→ Work instructions
Repeat the items verbatim from the first line through the line that contains "cell-n25[interactable]: ぼくのフレンド xyxy=(1161,448,1299,466)", including both of those lines.

→ Data excerpts
_ _ _

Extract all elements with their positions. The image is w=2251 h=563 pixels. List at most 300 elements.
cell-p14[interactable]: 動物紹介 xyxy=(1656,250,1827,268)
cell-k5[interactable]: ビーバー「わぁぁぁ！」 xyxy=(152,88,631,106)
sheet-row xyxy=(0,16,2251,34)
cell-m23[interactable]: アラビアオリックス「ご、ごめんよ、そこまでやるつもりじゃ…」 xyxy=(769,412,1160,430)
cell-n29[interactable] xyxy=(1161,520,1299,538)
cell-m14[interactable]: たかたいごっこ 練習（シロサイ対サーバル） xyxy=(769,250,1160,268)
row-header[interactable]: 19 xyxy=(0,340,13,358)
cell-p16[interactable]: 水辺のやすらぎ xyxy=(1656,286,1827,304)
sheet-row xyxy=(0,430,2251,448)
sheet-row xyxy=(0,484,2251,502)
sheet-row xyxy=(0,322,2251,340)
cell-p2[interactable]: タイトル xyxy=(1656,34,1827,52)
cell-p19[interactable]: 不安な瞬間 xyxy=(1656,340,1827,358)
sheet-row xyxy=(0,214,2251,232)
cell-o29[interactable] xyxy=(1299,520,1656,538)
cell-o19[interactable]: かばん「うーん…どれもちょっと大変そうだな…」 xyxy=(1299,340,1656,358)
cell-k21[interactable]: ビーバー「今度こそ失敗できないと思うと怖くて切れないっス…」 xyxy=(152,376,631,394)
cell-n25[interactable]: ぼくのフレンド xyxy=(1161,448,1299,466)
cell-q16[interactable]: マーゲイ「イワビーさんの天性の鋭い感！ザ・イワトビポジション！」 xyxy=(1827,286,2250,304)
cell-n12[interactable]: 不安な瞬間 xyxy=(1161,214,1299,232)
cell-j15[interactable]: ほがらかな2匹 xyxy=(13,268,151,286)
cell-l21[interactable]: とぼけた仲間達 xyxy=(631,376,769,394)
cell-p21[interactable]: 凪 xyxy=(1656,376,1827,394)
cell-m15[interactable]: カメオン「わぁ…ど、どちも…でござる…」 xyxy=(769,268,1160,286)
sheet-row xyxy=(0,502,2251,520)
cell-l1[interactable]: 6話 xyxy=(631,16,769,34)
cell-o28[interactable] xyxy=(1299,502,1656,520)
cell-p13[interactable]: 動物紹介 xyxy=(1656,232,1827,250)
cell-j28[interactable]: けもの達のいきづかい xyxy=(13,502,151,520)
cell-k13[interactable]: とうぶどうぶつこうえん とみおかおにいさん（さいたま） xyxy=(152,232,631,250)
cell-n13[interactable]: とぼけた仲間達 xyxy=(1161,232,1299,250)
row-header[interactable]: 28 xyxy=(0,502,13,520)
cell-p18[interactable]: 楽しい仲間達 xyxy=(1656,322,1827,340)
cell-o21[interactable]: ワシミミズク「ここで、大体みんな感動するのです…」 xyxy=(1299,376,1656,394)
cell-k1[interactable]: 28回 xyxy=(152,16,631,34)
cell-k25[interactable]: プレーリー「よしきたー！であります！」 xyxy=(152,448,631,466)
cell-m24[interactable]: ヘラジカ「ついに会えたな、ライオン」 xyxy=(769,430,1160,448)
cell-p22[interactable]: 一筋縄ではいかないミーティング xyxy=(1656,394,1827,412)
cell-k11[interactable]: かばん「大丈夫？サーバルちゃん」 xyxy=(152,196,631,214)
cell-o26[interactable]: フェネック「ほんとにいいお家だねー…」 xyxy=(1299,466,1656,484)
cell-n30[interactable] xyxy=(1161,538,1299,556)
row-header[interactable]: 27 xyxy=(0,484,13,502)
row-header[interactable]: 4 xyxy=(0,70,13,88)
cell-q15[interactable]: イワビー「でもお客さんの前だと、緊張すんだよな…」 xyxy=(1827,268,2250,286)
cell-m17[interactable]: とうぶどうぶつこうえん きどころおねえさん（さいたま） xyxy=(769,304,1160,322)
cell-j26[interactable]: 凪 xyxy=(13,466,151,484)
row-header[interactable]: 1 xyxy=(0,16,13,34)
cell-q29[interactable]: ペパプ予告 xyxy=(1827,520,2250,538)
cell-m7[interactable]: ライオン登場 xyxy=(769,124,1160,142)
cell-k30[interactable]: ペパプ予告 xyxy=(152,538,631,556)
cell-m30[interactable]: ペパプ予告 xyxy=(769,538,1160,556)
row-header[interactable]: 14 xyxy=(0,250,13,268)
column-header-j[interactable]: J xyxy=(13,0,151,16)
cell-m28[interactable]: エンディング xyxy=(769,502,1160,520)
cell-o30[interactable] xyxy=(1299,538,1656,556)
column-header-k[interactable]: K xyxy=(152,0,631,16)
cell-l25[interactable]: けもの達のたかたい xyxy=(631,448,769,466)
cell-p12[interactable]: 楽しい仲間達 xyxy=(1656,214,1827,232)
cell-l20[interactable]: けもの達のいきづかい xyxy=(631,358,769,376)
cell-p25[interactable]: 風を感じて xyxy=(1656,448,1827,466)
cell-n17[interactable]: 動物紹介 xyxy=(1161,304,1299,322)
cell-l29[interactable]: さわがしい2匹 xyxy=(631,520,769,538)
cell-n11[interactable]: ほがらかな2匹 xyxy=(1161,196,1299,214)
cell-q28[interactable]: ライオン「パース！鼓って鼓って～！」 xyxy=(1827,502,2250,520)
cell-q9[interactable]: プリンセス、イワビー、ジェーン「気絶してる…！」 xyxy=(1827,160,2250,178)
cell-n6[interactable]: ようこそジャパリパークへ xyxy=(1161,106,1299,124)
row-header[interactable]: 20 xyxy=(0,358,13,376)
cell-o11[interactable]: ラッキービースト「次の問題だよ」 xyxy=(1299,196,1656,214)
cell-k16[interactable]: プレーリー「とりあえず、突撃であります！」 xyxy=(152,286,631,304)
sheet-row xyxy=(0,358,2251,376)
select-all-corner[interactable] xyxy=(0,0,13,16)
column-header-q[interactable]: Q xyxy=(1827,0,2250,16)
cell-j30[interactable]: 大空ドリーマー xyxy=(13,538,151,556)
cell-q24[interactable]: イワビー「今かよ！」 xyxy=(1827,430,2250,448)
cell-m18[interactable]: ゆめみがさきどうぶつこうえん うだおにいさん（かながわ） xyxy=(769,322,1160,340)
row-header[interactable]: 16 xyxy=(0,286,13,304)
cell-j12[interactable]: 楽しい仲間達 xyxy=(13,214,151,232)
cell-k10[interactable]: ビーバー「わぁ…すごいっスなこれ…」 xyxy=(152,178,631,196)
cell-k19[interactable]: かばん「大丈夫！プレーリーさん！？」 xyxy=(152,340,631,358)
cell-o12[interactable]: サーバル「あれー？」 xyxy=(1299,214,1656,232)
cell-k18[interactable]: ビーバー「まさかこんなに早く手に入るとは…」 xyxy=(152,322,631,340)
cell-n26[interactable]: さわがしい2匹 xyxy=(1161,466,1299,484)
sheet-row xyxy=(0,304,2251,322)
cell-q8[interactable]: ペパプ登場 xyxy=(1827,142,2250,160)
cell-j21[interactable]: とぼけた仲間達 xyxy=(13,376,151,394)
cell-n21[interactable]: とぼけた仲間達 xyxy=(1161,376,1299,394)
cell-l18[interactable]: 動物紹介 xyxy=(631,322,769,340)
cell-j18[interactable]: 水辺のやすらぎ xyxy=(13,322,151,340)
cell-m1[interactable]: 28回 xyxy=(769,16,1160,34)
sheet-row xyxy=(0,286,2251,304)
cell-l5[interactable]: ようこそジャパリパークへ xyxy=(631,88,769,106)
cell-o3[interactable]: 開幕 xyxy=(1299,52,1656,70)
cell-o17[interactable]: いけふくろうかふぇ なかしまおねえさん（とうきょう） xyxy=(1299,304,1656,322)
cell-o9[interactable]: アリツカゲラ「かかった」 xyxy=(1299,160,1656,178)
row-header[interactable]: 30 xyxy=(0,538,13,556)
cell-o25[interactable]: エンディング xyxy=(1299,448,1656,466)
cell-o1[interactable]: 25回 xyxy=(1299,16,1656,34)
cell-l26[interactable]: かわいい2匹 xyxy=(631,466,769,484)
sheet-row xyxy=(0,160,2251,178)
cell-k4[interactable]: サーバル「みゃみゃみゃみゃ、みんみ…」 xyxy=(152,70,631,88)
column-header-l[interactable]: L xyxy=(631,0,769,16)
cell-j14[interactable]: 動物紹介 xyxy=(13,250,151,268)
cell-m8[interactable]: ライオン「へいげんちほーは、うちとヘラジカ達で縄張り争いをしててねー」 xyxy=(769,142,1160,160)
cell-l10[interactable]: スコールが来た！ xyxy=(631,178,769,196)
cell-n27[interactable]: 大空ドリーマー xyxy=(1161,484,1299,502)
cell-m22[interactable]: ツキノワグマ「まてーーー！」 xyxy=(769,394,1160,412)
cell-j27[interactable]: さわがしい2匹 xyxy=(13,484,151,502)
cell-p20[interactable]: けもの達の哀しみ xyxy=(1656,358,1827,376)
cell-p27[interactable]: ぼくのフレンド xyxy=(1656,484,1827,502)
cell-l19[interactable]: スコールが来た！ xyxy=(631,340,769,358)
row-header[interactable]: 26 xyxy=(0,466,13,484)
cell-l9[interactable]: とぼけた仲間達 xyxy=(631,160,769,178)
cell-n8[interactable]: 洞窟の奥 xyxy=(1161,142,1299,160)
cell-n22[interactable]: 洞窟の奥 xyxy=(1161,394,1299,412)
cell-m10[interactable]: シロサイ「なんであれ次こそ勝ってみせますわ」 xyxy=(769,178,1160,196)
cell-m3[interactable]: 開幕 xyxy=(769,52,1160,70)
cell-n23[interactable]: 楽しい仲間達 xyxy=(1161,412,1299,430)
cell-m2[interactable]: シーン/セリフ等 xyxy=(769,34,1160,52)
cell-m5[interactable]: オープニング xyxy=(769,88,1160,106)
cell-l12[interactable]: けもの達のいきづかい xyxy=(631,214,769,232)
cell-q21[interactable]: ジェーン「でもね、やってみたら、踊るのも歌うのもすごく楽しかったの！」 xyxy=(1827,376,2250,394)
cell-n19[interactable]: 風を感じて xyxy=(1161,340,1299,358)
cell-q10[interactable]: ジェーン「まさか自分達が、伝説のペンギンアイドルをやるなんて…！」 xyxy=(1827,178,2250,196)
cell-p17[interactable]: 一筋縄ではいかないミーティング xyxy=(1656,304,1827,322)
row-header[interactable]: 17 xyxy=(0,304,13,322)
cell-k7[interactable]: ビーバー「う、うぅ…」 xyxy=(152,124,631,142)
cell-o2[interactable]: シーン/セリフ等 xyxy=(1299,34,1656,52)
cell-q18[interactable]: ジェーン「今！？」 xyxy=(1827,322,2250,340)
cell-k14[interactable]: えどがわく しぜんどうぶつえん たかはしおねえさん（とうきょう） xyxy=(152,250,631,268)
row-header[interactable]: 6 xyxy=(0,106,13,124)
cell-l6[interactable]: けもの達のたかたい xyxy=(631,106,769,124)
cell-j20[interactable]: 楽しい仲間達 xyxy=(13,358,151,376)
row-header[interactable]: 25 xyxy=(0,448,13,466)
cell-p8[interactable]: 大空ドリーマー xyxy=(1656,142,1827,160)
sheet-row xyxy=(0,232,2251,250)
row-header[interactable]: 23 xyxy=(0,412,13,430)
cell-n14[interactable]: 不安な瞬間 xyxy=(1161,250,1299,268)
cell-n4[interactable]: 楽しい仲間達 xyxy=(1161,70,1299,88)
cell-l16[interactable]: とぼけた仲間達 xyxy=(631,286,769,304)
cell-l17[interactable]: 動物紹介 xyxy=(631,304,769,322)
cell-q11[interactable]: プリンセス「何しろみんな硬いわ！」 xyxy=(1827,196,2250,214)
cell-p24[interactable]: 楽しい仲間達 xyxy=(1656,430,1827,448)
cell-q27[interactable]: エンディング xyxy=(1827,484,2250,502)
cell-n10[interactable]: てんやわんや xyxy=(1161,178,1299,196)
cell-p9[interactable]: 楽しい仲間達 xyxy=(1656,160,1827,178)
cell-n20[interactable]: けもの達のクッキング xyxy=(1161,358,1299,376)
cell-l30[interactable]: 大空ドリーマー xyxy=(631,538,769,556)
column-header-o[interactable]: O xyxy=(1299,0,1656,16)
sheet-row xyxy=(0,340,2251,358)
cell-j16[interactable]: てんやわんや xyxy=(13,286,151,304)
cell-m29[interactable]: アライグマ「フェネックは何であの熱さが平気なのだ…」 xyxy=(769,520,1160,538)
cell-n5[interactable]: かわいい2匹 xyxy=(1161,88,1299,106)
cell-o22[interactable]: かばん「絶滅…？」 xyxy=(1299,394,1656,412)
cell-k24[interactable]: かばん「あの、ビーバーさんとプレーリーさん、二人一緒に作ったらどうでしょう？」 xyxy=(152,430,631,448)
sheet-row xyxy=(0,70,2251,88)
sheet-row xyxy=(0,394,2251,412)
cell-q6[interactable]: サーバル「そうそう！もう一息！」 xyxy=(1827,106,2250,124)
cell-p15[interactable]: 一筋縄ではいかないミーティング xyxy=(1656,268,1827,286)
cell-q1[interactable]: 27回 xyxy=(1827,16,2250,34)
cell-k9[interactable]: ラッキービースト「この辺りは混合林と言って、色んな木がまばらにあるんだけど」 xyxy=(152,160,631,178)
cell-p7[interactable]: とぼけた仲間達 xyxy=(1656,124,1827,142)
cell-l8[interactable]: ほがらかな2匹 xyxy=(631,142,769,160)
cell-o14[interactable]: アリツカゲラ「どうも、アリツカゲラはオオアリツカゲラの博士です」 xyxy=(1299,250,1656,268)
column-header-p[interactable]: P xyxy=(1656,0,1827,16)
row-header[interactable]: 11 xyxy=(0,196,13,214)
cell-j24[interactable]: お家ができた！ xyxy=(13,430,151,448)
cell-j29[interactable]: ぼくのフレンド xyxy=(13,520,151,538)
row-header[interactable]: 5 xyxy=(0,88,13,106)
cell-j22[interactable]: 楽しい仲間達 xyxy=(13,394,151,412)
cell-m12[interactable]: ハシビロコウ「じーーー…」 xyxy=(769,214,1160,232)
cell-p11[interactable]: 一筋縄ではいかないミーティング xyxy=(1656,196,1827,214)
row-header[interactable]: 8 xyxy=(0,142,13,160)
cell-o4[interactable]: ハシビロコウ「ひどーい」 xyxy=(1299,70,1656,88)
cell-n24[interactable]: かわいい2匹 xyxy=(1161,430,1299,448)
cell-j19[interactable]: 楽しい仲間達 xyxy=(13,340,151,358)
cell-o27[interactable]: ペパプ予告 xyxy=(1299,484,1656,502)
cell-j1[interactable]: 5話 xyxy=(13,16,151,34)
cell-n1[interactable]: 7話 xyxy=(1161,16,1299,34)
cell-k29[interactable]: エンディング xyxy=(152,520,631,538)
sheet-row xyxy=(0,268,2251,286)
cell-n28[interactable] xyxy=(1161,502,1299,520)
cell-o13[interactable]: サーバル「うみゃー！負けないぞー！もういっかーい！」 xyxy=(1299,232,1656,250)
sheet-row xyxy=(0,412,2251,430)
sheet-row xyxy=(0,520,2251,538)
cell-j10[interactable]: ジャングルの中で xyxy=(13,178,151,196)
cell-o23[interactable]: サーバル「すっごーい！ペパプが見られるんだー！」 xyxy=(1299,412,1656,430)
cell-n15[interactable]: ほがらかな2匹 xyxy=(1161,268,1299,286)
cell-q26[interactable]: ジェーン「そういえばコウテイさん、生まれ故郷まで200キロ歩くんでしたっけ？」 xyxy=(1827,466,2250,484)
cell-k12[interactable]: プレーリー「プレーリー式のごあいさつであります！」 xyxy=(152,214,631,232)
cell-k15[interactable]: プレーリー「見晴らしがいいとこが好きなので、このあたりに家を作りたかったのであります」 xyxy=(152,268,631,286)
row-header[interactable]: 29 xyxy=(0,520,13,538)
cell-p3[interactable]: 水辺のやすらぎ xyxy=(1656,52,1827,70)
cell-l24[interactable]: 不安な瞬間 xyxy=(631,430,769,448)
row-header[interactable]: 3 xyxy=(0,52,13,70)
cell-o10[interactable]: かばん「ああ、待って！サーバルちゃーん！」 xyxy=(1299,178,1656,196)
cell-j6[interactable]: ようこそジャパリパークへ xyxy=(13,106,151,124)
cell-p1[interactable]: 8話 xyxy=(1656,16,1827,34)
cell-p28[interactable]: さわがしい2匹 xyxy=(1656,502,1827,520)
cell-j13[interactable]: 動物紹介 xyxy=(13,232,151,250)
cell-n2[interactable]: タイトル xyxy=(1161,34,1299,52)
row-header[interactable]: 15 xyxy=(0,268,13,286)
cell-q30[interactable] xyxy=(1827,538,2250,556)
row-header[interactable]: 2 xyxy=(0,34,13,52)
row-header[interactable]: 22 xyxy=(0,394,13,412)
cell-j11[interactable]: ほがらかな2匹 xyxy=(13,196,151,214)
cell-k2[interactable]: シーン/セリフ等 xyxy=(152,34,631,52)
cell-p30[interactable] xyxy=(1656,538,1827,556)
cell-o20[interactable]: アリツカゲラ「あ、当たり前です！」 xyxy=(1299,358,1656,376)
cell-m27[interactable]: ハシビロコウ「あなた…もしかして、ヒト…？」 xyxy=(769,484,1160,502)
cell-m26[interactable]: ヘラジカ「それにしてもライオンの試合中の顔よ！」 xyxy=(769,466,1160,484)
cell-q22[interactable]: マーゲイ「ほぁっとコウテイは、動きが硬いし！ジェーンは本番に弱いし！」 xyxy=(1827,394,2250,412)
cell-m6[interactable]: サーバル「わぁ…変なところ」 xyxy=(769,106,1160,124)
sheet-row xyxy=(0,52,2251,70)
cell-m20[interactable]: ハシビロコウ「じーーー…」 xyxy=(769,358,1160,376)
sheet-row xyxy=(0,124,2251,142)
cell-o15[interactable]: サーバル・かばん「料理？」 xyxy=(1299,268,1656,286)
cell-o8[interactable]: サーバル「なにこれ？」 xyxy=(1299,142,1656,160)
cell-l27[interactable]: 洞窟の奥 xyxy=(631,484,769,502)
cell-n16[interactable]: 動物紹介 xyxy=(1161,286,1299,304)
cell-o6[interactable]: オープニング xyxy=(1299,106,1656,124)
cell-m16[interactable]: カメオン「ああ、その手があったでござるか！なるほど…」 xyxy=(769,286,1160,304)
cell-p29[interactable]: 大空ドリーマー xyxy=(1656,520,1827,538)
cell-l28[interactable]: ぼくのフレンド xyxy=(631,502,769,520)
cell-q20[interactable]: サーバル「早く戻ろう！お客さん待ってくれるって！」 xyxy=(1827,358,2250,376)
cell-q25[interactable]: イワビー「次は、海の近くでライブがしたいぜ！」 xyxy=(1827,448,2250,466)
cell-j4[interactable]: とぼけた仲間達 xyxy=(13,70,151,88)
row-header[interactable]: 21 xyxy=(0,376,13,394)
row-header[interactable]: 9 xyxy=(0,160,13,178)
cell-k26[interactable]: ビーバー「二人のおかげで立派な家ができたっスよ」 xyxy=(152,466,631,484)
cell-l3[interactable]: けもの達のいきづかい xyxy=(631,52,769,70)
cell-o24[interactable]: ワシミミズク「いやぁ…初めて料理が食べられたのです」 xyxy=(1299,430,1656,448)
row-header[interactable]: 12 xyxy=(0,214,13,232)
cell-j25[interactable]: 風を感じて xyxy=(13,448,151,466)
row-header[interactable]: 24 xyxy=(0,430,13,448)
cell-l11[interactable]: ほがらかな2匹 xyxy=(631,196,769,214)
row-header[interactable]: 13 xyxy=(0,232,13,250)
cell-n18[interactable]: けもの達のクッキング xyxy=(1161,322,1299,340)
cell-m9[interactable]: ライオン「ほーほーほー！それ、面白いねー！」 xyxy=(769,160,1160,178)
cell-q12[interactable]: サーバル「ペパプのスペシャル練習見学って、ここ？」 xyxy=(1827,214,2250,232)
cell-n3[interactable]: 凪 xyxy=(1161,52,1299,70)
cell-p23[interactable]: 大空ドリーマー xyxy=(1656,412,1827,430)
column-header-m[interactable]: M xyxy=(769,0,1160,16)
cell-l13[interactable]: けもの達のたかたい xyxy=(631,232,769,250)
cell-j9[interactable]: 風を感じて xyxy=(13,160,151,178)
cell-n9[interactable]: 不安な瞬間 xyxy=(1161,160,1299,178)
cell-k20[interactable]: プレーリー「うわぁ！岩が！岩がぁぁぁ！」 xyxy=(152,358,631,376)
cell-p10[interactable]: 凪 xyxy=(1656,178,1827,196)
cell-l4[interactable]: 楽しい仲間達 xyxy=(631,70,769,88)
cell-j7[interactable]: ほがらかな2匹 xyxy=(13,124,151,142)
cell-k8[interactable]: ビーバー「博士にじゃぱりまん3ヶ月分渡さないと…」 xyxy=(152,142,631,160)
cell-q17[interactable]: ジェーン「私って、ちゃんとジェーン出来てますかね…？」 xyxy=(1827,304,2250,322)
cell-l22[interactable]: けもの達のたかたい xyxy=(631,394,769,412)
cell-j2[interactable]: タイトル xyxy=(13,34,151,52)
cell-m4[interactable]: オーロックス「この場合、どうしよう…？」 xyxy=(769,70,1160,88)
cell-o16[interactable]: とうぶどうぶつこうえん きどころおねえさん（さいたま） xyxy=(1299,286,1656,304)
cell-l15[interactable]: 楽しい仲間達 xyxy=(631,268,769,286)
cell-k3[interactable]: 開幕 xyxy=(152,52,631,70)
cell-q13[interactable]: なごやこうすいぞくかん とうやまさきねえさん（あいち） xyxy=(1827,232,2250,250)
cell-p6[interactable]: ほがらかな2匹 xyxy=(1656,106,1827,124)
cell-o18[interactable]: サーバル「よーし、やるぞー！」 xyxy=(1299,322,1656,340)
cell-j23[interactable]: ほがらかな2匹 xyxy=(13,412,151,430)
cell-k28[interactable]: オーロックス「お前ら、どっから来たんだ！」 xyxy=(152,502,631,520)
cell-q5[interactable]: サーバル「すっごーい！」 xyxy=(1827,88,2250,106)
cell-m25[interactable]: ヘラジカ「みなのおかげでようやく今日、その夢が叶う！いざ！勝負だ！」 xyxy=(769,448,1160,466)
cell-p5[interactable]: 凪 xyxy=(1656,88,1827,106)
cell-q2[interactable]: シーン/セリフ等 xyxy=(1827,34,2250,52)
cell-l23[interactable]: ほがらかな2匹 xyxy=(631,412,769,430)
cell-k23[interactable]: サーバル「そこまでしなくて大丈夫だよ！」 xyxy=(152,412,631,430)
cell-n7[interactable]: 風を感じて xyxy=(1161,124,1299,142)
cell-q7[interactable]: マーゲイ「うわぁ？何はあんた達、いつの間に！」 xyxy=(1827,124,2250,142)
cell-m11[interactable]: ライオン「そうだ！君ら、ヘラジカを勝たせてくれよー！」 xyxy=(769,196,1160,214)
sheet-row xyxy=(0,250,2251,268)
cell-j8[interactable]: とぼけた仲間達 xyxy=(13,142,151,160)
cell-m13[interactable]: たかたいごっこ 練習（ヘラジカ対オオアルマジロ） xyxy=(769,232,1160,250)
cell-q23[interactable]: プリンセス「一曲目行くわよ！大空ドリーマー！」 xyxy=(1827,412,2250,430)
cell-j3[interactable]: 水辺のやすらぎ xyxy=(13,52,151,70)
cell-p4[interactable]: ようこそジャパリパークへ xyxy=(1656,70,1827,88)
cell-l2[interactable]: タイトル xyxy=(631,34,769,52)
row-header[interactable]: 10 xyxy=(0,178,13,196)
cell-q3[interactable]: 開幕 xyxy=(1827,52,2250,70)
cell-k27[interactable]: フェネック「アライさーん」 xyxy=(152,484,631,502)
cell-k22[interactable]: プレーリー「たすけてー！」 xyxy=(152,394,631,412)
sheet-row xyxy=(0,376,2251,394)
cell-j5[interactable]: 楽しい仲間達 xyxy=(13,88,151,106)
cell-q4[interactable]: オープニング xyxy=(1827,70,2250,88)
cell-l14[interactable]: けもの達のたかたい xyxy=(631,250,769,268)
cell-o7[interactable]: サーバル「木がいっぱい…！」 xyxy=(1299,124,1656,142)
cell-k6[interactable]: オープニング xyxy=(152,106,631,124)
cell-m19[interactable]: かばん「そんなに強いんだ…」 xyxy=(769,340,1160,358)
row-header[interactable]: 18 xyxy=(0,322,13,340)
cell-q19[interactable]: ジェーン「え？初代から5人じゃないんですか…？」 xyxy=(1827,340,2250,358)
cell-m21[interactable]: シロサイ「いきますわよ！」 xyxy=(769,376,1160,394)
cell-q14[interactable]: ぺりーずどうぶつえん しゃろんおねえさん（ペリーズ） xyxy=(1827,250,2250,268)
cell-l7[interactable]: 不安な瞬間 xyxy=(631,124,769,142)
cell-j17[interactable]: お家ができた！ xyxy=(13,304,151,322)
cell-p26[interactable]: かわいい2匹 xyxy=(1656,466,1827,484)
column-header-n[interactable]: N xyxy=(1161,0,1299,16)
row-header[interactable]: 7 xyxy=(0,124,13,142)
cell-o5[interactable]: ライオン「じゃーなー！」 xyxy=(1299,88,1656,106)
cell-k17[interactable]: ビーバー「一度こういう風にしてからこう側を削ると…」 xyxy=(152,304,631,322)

_ _ _

→ Answer
Extract all elements with their positions. The image is w=2251 h=563 pixels. List at most 300 elements.
cell-p14[interactable]: 動物紹介 xyxy=(1656,250,1827,268)
cell-k5[interactable]: ビーバー「わぁぁぁ！」 xyxy=(152,88,631,106)
sheet-row xyxy=(0,16,2251,34)
cell-m23[interactable]: アラビアオリックス「ご、ごめんよ、そこまでやるつもりじゃ…」 xyxy=(769,412,1160,430)
cell-n29[interactable] xyxy=(1161,520,1299,538)
cell-m14[interactable]: たかたいごっこ 練習（シロサイ対サーバル） xyxy=(769,250,1160,268)
row-header[interactable]: 19 xyxy=(0,340,13,358)
cell-p16[interactable]: 水辺のやすらぎ xyxy=(1656,286,1827,304)
sheet-row xyxy=(0,430,2251,448)
sheet-row xyxy=(0,484,2251,502)
sheet-row xyxy=(0,322,2251,340)
cell-p2[interactable]: タイトル xyxy=(1656,34,1827,52)
cell-p19[interactable]: 不安な瞬間 xyxy=(1656,340,1827,358)
sheet-row xyxy=(0,214,2251,232)
cell-o29[interactable] xyxy=(1299,520,1656,538)
cell-o19[interactable]: かばん「うーん…どれもちょっと大変そうだな…」 xyxy=(1299,340,1656,358)
cell-k21[interactable]: ビーバー「今度こそ失敗できないと思うと怖くて切れないっス…」 xyxy=(152,376,631,394)
cell-n25[interactable]: ぼくのフレンド xyxy=(1161,448,1299,466)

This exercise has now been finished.